• Set problem:
Pull out every line with the word "红星照耀中国" from the entries below.

* Begin Material provided *

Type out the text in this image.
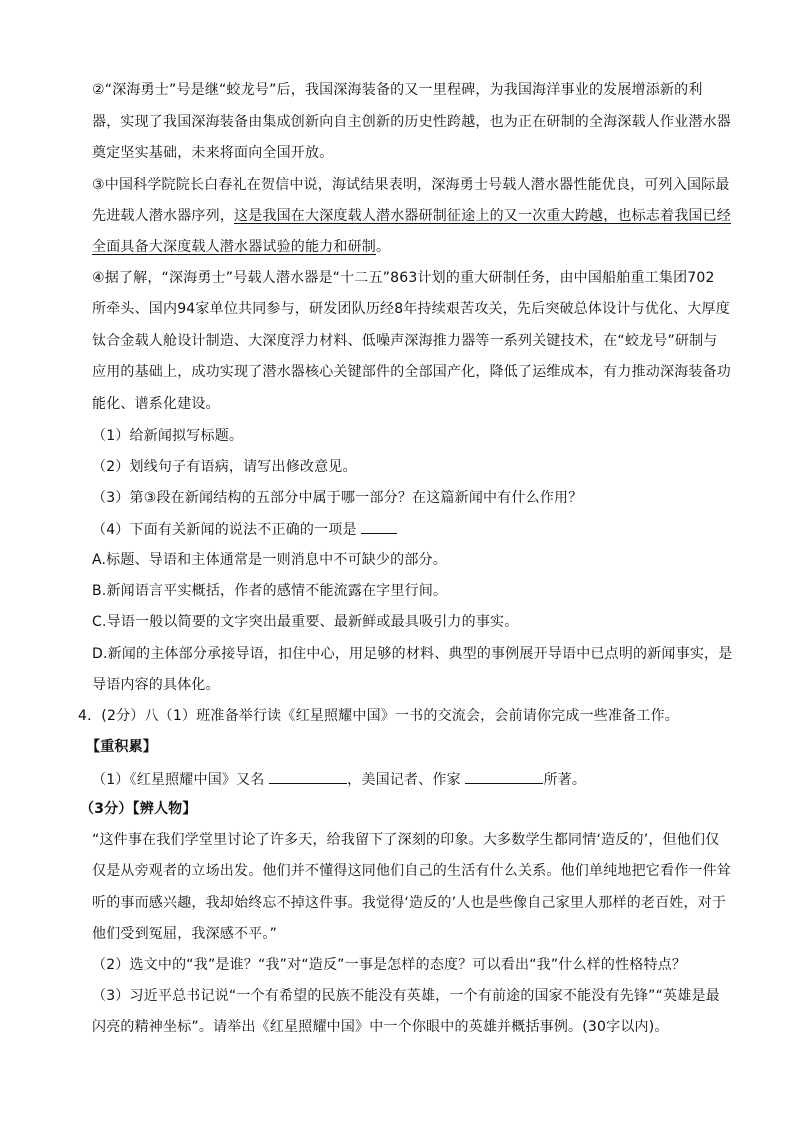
②“深海勇士”号是继“蛟龙号”后，我国深海装备的又一里程碑，为我国海洋事业的发展增添新的利
器，实现了我国深海装备由集成创新向自主创新的历史性跨越，也为正在研制的全海深载人作业潜水器
奠定坚实基础，未来将面向全国开放。
③中国科学院院长白春礼在贺信中说，海试结果表明，深海勇士号载人潜水器性能优良，可列入国际最
先进载人潜水器序列，这是我国在大深度载人潜水器研制征途上的又一次重大跨越，也标志着我国已经
全面具备大深度载人潜水器试验的能力和研制。
④据了解，“深海勇士”号载人潜水器是“十二五”863计划的重大研制任务，由中国船舶重工集团702
所牵头、国内94家单位共同参与，研发团队历经8年持续艰苦攻关，先后突破总体设计与优化、大厚度
钛合金载人舱设计制造、大深度浮力材料、低噪声深海推力器等一系列关键技术，在“蛟龙号”研制与
应用的基础上，成功实现了潜水器核心关键部件的全部国产化，降低了运维成本，有力推动深海装备功
能化、谱系化建设。
（1）给新闻拟写标题。
（2）划线句子有语病，请写出修改意见。
（3）第③段在新闻结构的五部分中属于哪一部分？在这篇新闻中有什么作用？
（4）下面有关新闻的说法不正确的一项是
A.标题、导语和主体通常是一则消息中不可缺少的部分。
B.新闻语言平实概括，作者的感情不能流露在字里行间。
C.导语一般以简要的文字突出最重要、最新鲜或最具吸引力的事实。
D.新闻的主体部分承接导语，扣住中心，用足够的材料、典型的事例展开导语中已点明的新闻事实，是
导语内容的具体化。
4．(2分）八（1）班准备举行读《红星照耀中国》一书的交流会，会前请你完成一些准备工作。
【重积累】
（1）《红星照耀中国》又名	，美国记者、作家	所著。
（3分）【辨人物】
“这件事在我们学堂里讨论了许多天，给我留下了深刻的印象。大多数学生都同情‘造反的’，但他们仅
仅是从旁观者的立场出发。他们并不懂得这同他们自己的生活有什么关系。他们单纯地把它看作一件耸
听的事而感兴趣，我却始终忘不掉这件事。我觉得‘造反的’人也是些像自己家里人那样的老百姓，对于
他们受到冤屈，我深感不平。”
（2）选文中的“我”是谁？“我”对“造反”一事是怎样的态度？可以看出“我”什么样的性格特点？
（3）习近平总书记说“一个有希望的民族不能没有英雄，一个有前途的国家不能没有先锋”“英雄是最
闪亮的精神坐标”。请举出《红星照耀中国》中一个你眼中的英雄并概括事例。(30字以内)。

* End Material provided *

• Solution to this exercise:
4．(2分）八（1）班准备举行读《红星照耀中国》一书的交流会，会前请你完成一些准备工作。
（1）《红星照耀中国》又名	，美国记者、作家	所著。
闪亮的精神坐标”。请举出《红星照耀中国》中一个你眼中的英雄并概括事例。(30字以内)。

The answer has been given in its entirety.